**EXERCISE BRIEF:** Gather all lines with the word "более" in them.

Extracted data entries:
━━━━━━

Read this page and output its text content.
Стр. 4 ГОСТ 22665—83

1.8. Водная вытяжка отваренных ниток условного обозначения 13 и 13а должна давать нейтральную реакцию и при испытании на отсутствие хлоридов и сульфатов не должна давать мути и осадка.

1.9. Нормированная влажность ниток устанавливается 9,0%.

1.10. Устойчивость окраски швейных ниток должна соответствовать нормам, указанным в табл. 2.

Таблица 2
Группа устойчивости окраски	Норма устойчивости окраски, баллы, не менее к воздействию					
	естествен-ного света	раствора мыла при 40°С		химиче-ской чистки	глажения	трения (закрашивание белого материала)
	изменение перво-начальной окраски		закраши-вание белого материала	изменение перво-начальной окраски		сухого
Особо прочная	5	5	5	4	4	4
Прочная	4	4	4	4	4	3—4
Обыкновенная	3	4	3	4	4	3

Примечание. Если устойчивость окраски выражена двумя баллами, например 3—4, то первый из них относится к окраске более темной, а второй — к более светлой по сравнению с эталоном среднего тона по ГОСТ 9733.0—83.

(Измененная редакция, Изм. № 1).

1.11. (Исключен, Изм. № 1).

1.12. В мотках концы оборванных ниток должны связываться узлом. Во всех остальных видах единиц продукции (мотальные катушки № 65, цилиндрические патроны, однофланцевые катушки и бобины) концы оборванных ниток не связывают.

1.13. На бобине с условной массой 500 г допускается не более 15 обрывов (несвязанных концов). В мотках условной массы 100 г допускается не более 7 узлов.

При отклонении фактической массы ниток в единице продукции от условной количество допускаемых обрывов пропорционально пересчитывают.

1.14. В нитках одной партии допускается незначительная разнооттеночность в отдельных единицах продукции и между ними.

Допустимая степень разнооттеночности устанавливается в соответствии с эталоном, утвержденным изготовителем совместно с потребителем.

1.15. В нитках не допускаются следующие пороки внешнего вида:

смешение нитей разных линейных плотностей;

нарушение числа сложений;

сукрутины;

━━━━━━

**COMPLETED TASK:**
Примечание. Если устойчивость окраски выражена двумя баллами, например 3—4, то первый из них относится к окраске более темной, а второй — к более светлой по сравнению с эталоном среднего тона по ГОСТ 9733.0—83.
1.13. На бобине с условной массой 500 г допускается не более 15 обрывов (несвязанных концов). В мотках условной массы 100 г допускается не более 7 узлов.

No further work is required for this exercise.